- **What is required**: Check each line for the word "Voltage" and report how many have it. Give nothing else.

- **Recorded information**:

-*-

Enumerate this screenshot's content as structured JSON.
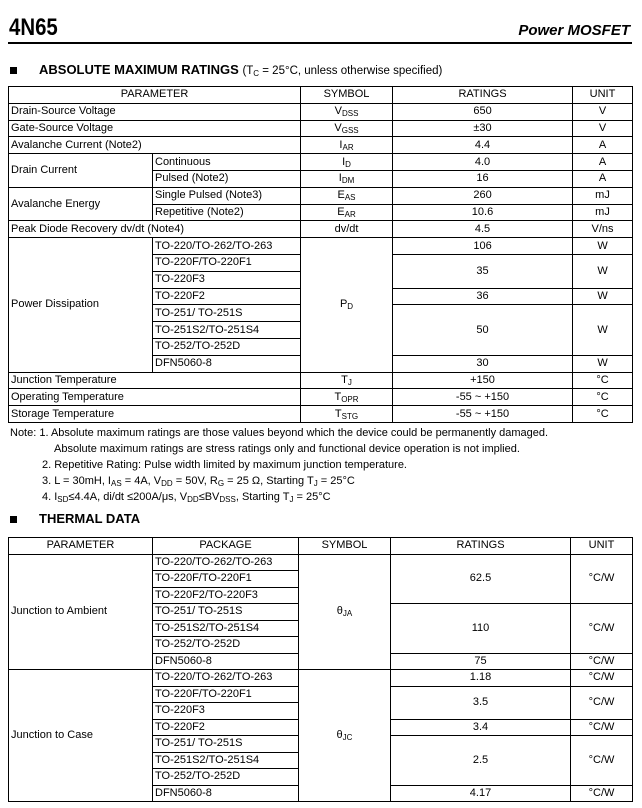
{
  "header": {
    "title": "4N65",
    "subtitle": "Power MOSFET"
  },
  "amr": {
    "heading": "ABSOLUTE MAXIMUM RATINGS",
    "condition": [
      "(T",
      "C",
      " = 25°C, unless otherwise specified)"
    ],
    "columns": [
      "PARAMETER",
      "SYMBOL",
      "RATINGS",
      "UNIT"
    ],
    "rows": [
      {
        "param": "Drain-Source Voltage",
        "symbol": [
          "V",
          "DSS"
        ],
        "rating": "650",
        "unit": "V"
      },
      {
        "param": "Gate-Source Voltage",
        "symbol": [
          "V",
          "GSS"
        ],
        "rating": "±30",
        "unit": "V"
      },
      {
        "param": "Avalanche Current (Note2)",
        "symbol": [
          "I",
          "AR"
        ],
        "rating": "4.4",
        "unit": "A"
      },
      {
        "param": "Drain Current",
        "sub": [
          {
            "cond": "Continuous",
            "symbol": [
              "I",
              "D"
            ],
            "rating": "4.0",
            "unit": "A"
          },
          {
            "cond": "Pulsed (Note2)",
            "symbol": [
              "I",
              "DM"
            ],
            "rating": "16",
            "unit": "A"
          }
        ]
      },
      {
        "param": "Avalanche Energy",
        "sub": [
          {
            "cond": "Single Pulsed (Note3)",
            "symbol": [
              "E",
              "AS"
            ],
            "rating": "260",
            "unit": "mJ"
          },
          {
            "cond": "Repetitive (Note2)",
            "symbol": [
              "E",
              "AR"
            ],
            "rating": "10.6",
            "unit": "mJ"
          }
        ]
      },
      {
        "param": "Peak Diode Recovery dv/dt (Note4)",
        "symbol": [
          "dv/dt",
          ""
        ],
        "rating": "4.5",
        "unit": "V/ns"
      },
      {
        "param": "Power Dissipation",
        "symbol": [
          "P",
          "D"
        ],
        "groups": [
          {
            "packages": [
              "TO-220/TO-262/TO-263"
            ],
            "rating": "106",
            "unit": "W"
          },
          {
            "packages": [
              "TO-220F/TO-220F1",
              "TO-220F3"
            ],
            "rating": "35",
            "unit": "W"
          },
          {
            "packages": [
              "TO-220F2"
            ],
            "rating": "36",
            "unit": "W"
          },
          {
            "packages": [
              "TO-251/ TO-251S",
              "TO-251S2/TO-251S4",
              "TO-252/TO-252D"
            ],
            "rating": "50",
            "unit": "W"
          },
          {
            "packages": [
              "DFN5060-8"
            ],
            "rating": "30",
            "unit": "W"
          }
        ]
      },
      {
        "param": "Junction Temperature",
        "symbol": [
          "T",
          "J"
        ],
        "rating": "+150",
        "unit": "°C"
      },
      {
        "param": "Operating Temperature",
        "symbol": [
          "T",
          "OPR"
        ],
        "rating": "-55 ~ +150",
        "unit": "°C"
      },
      {
        "param": "Storage Temperature",
        "symbol": [
          "T",
          "STG"
        ],
        "rating": "-55 ~ +150",
        "unit": "°C"
      }
    ]
  },
  "notes": [
    [
      "Note: 1. Absolute maximum ratings are those values beyond which the device could be permanently damaged."
    ],
    [
      "Absolute maximum ratings are stress ratings only and functional device operation is not implied."
    ],
    [
      "2. Repetitive Rating: Pulse width limited by maximum junction temperature."
    ],
    [
      "3. L = 30mH, I",
      "AS",
      " = 4A, V",
      "DD",
      " = 50V, R",
      "G",
      " = 25 Ω, Starting T",
      "J",
      " = 25°C"
    ],
    [
      "4. I",
      "SD",
      "≤4.4A, di/dt ≤200A/μs, V",
      "DD",
      "≤BV",
      "DSS",
      ", Starting T",
      "J",
      " = 25°C"
    ]
  ],
  "thermal": {
    "heading": "THERMAL DATA",
    "columns": [
      "PARAMETER",
      "PACKAGE",
      "SYMBOL",
      "RATINGS",
      "UNIT"
    ],
    "rows": [
      {
        "param": "Junction to Ambient",
        "symbol": [
          "θ",
          "JA"
        ],
        "groups": [
          {
            "packages": [
              "TO-220/TO-262/TO-263",
              "TO-220F/TO-220F1",
              "TO-220F2/TO-220F3"
            ],
            "rating": "62.5",
            "unit": "°C/W"
          },
          {
            "packages": [
              "TO-251/ TO-251S",
              "TO-251S2/TO-251S4",
              "TO-252/TO-252D"
            ],
            "rating": "110",
            "unit": "°C/W"
          },
          {
            "packages": [
              "DFN5060-8"
            ],
            "rating": "75",
            "unit": "°C/W"
          }
        ]
      },
      {
        "param": "Junction to Case",
        "symbol": [
          "θ",
          "JC"
        ],
        "groups": [
          {
            "packages": [
              "TO-220/TO-262/TO-263"
            ],
            "rating": "1.18",
            "unit": "°C/W"
          },
          {
            "packages": [
              "TO-220F/TO-220F1",
              "TO-220F3"
            ],
            "rating": "3.5",
            "unit": "°C/W"
          },
          {
            "packages": [
              "TO-220F2"
            ],
            "rating": "3.4",
            "unit": "°C/W"
          },
          {
            "packages": [
              "TO-251/ TO-251S",
              "TO-251S2/TO-251S4",
              "TO-252/TO-252D"
            ],
            "rating": "2.5",
            "unit": "°C/W"
          },
          {
            "packages": [
              "DFN5060-8"
            ],
            "rating": "4.17",
            "unit": "°C/W"
          }
        ]
      }
    ]
  }
}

-*-

- **Solution for this task**: 2